**Material supplied**.
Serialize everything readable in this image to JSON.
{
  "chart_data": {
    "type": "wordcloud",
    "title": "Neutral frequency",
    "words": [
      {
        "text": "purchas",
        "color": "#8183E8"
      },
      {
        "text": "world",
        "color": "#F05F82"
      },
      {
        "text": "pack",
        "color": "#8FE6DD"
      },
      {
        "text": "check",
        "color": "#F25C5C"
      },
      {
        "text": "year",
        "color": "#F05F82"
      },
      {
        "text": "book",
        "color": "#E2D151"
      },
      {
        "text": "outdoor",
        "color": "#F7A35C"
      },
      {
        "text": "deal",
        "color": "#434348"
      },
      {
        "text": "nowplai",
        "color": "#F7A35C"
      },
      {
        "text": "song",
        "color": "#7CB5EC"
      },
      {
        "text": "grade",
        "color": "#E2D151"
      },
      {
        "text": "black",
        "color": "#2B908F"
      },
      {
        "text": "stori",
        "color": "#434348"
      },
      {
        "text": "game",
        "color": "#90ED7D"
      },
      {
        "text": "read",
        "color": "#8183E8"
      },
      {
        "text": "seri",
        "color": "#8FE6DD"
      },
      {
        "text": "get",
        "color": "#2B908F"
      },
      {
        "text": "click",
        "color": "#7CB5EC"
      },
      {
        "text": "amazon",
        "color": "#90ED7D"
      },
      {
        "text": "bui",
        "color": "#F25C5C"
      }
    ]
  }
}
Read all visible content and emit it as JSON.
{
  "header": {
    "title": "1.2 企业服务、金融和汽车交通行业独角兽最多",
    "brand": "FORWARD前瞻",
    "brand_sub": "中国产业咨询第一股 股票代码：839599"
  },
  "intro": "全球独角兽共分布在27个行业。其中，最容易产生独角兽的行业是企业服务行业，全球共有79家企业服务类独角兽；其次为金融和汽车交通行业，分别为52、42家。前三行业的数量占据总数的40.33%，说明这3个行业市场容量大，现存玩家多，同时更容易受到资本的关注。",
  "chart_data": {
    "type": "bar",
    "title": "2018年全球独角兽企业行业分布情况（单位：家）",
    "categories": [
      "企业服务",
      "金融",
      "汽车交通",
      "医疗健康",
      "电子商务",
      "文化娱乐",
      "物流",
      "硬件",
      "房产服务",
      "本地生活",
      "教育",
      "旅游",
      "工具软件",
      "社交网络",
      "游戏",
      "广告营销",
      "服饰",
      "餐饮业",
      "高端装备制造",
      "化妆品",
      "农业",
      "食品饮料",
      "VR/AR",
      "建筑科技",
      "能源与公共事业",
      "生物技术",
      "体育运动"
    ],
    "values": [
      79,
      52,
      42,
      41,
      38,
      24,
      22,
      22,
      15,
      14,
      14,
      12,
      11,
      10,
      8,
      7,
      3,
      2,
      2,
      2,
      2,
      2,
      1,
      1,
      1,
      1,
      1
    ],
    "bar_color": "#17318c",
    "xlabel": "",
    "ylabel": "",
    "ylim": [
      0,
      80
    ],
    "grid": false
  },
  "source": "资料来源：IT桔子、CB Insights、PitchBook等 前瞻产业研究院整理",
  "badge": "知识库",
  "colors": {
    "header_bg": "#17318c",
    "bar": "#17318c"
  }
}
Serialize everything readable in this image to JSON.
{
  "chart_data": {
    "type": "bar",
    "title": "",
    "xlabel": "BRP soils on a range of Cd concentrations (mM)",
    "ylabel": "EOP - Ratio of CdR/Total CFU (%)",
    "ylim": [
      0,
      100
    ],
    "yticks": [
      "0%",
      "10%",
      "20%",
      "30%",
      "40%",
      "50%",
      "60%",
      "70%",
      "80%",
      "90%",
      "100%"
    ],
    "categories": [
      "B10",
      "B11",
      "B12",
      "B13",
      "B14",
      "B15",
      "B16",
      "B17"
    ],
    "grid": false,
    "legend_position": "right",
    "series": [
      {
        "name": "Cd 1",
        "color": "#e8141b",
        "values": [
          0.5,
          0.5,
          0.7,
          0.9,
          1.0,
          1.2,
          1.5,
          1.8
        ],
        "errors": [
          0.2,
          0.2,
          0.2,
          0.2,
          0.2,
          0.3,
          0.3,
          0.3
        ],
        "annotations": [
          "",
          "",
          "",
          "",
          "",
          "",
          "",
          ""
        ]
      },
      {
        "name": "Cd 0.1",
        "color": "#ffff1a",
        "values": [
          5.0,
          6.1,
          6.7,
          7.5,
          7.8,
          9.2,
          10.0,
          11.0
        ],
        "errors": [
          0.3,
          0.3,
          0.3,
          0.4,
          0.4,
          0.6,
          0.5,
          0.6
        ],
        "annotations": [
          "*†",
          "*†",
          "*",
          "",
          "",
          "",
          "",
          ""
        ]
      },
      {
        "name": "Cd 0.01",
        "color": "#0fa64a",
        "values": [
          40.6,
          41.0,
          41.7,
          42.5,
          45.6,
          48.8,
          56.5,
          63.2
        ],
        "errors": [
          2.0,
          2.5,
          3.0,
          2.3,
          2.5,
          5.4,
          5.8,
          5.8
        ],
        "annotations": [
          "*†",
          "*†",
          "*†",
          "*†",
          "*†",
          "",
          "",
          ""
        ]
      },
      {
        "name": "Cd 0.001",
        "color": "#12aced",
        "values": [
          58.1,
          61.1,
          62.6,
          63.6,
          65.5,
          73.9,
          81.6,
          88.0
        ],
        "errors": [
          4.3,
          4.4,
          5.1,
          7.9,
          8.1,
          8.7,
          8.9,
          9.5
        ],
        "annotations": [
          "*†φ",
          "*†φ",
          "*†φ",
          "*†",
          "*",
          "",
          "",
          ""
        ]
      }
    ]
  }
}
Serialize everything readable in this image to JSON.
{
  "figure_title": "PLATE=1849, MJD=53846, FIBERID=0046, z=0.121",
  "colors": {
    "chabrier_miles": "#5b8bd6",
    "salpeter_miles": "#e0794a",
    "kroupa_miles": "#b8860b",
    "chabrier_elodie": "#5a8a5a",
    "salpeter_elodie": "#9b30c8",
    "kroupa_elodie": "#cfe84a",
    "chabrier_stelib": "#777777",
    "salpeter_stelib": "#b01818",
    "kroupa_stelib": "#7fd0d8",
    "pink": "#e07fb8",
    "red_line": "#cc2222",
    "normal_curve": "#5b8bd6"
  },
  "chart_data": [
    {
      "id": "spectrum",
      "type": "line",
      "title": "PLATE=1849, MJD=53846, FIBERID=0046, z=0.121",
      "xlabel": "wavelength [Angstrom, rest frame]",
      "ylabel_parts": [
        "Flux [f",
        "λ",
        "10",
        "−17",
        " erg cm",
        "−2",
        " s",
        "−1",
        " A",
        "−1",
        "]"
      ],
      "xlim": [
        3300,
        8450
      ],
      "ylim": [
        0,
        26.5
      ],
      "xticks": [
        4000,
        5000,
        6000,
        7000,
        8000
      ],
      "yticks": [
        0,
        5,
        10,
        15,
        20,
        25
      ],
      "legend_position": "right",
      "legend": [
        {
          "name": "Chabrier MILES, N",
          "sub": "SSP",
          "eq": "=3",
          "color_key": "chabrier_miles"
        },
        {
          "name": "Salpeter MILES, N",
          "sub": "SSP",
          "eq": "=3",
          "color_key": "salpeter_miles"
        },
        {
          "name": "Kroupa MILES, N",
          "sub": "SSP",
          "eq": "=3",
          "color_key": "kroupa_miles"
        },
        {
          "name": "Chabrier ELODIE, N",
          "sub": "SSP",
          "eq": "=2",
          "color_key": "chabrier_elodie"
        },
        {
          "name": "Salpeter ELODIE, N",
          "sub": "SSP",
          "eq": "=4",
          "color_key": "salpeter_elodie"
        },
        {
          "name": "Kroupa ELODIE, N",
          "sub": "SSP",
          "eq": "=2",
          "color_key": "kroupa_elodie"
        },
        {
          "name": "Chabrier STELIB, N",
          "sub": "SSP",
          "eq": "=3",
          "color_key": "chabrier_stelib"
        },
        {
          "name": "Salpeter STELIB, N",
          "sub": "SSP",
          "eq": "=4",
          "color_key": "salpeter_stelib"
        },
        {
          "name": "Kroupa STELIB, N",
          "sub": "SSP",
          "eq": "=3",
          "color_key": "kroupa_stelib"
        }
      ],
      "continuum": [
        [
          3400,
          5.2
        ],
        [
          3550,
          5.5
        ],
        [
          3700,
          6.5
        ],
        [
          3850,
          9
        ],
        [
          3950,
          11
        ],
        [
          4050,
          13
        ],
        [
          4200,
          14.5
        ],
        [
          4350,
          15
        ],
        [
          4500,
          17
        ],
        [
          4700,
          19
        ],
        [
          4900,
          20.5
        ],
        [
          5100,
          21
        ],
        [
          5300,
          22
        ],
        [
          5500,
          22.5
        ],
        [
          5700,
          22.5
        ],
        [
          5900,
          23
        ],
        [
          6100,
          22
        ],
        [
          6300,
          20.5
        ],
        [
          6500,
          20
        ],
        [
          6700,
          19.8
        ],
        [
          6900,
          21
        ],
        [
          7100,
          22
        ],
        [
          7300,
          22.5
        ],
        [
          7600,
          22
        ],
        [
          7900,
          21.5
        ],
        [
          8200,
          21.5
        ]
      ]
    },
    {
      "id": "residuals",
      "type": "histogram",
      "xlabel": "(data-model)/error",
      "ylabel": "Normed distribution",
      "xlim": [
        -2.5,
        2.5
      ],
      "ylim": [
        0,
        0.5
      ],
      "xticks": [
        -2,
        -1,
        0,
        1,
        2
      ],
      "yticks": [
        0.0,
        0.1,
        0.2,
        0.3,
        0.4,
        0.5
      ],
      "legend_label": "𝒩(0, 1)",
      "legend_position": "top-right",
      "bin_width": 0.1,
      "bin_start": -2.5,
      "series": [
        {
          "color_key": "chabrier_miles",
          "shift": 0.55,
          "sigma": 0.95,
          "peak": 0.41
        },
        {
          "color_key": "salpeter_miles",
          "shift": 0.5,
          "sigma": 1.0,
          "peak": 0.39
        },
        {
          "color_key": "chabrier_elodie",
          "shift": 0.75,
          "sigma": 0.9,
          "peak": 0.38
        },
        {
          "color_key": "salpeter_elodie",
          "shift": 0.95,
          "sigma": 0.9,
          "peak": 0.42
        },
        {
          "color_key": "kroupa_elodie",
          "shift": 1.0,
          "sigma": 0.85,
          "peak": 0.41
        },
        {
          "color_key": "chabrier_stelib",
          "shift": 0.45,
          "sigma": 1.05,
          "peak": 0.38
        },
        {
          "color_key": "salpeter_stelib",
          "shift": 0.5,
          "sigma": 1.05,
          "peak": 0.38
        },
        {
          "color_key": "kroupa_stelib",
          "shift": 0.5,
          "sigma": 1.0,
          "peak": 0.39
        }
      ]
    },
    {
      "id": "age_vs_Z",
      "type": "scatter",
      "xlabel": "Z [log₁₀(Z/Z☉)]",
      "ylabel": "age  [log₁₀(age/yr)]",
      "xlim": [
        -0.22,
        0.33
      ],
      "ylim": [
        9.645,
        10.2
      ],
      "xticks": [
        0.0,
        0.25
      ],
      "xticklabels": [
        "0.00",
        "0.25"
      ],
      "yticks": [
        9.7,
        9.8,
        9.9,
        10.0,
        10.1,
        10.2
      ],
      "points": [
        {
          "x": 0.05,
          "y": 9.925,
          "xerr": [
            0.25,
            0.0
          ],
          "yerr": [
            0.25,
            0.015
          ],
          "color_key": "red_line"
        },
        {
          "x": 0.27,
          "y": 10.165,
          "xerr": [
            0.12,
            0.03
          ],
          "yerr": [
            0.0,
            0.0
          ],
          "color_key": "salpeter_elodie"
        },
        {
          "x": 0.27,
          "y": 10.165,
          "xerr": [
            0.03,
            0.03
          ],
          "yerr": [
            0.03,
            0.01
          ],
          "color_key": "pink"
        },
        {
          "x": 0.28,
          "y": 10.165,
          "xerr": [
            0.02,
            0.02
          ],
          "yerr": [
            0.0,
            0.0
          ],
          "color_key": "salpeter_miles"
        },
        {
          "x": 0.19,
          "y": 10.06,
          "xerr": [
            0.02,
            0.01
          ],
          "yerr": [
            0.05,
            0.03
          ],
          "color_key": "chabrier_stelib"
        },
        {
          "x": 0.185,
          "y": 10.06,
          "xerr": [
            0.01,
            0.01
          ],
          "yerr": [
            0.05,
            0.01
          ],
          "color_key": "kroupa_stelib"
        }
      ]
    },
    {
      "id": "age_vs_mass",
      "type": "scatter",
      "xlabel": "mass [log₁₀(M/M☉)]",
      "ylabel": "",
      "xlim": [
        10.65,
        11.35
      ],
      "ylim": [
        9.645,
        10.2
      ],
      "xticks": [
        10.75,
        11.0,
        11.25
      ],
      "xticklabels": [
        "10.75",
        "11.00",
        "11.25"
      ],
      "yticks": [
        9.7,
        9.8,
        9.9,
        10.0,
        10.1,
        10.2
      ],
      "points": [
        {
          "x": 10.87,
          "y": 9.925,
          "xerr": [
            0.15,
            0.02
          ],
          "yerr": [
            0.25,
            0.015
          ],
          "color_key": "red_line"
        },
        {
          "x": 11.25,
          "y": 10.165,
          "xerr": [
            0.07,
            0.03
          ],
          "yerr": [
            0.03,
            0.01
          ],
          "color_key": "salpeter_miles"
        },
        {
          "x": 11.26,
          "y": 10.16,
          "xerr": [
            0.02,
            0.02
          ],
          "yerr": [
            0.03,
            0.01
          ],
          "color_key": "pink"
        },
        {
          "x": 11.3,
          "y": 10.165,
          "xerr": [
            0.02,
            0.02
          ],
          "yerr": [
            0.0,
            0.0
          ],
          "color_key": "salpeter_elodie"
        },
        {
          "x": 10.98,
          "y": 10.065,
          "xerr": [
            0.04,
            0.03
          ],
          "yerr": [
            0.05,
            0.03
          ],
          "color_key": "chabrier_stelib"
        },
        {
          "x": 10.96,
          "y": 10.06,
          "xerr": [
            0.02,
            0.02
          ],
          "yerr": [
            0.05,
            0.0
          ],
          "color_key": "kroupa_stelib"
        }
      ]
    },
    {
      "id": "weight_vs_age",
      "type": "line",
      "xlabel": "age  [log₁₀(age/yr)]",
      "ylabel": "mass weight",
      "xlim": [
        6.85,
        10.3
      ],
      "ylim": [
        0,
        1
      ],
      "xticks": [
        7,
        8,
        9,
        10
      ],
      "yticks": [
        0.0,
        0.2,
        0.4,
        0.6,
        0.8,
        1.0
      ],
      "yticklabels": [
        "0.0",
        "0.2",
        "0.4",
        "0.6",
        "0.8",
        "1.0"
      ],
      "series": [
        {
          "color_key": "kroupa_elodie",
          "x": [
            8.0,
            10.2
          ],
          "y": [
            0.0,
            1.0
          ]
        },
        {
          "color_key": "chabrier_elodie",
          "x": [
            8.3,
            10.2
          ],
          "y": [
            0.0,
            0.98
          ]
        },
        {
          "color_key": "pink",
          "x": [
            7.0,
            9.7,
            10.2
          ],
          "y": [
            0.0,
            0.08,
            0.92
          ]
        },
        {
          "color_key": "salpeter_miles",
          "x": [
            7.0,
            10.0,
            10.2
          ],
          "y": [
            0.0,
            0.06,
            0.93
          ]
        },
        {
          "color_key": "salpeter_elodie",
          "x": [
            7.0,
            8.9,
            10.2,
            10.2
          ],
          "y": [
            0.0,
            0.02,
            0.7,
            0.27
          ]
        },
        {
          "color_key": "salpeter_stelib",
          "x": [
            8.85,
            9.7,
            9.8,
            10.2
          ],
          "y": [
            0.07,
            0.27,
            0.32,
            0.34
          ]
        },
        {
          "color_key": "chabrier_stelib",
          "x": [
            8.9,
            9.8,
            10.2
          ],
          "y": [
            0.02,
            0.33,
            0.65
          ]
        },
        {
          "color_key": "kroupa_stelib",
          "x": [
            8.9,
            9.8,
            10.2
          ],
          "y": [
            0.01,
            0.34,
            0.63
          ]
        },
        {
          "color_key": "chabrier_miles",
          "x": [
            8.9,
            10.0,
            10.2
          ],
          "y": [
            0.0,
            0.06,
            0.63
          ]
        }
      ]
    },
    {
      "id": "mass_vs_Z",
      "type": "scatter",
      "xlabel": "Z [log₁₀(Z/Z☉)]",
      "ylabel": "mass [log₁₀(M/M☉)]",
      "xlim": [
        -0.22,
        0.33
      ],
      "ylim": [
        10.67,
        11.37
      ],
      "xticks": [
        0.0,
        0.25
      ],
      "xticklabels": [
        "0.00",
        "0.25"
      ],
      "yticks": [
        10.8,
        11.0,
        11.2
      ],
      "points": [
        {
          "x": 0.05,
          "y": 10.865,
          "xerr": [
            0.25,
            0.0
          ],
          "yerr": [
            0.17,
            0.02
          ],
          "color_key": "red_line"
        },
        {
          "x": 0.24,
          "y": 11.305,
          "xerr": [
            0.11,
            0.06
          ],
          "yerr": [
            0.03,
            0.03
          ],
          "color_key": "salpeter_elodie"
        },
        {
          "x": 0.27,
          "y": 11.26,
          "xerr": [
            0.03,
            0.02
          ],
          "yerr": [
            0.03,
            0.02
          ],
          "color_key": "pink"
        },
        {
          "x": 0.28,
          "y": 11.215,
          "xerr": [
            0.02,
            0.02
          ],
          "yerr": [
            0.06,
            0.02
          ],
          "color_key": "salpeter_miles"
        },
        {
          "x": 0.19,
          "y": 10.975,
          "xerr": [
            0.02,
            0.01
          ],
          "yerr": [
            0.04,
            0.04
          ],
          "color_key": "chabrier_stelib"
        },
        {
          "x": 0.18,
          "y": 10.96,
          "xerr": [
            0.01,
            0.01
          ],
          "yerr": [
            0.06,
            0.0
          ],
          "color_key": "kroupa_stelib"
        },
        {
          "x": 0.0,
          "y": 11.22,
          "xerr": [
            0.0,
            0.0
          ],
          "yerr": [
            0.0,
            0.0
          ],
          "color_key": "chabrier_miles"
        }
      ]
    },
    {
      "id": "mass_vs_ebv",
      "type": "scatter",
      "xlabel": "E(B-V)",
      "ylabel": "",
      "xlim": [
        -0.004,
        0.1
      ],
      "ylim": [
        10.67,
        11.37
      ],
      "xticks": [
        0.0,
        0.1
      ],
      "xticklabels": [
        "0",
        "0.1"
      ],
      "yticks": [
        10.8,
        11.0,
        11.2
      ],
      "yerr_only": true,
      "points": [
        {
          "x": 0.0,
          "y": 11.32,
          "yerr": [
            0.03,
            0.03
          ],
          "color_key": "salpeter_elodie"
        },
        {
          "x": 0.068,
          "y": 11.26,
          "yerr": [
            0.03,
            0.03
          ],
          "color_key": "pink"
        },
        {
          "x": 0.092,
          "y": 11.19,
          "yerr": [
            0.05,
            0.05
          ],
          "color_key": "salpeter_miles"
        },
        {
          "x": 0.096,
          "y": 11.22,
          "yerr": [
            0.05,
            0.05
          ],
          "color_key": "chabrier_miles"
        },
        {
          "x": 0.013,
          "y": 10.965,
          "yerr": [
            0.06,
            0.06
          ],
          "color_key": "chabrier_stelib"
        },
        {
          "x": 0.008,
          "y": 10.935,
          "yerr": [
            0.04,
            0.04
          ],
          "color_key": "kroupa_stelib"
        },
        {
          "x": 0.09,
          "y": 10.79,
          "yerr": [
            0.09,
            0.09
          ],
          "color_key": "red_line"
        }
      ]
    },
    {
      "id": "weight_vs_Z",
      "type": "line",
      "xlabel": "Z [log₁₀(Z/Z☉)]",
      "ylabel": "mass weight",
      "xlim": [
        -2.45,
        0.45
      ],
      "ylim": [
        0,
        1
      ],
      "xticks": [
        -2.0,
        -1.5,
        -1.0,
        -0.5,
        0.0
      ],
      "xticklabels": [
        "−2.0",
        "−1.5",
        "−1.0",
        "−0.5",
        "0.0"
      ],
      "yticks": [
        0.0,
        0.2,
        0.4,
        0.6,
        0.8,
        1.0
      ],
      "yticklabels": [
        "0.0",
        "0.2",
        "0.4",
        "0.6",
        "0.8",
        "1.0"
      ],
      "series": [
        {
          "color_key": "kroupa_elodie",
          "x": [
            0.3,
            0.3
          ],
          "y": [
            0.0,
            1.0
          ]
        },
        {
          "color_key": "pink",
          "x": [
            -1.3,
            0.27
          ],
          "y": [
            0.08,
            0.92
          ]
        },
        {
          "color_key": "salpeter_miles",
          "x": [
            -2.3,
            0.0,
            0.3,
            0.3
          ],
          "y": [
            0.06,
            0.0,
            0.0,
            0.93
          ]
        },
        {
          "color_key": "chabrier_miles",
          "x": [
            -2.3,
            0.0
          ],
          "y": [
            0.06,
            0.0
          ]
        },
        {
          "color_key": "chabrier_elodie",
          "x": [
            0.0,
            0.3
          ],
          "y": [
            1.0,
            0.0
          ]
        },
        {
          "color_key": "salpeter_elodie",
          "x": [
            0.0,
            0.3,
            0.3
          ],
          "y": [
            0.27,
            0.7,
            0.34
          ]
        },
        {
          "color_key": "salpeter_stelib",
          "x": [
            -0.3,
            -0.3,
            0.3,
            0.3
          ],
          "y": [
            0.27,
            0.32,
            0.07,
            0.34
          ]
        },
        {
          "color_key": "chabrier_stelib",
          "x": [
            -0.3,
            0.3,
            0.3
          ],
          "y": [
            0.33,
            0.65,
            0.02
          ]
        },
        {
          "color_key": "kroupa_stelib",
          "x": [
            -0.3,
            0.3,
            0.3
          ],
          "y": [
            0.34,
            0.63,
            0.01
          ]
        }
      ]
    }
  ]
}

**What you need to do**.
Pick out the lines containing the string "shift".

**The result**.
          "shift": 0.55,
          "shift": 0.5,
          "shift": 0.75,
          "shift": 0.95,
          "shift": 1.0,
          "shift": 0.45,
          "shift": 0.5,
          "shift": 0.5,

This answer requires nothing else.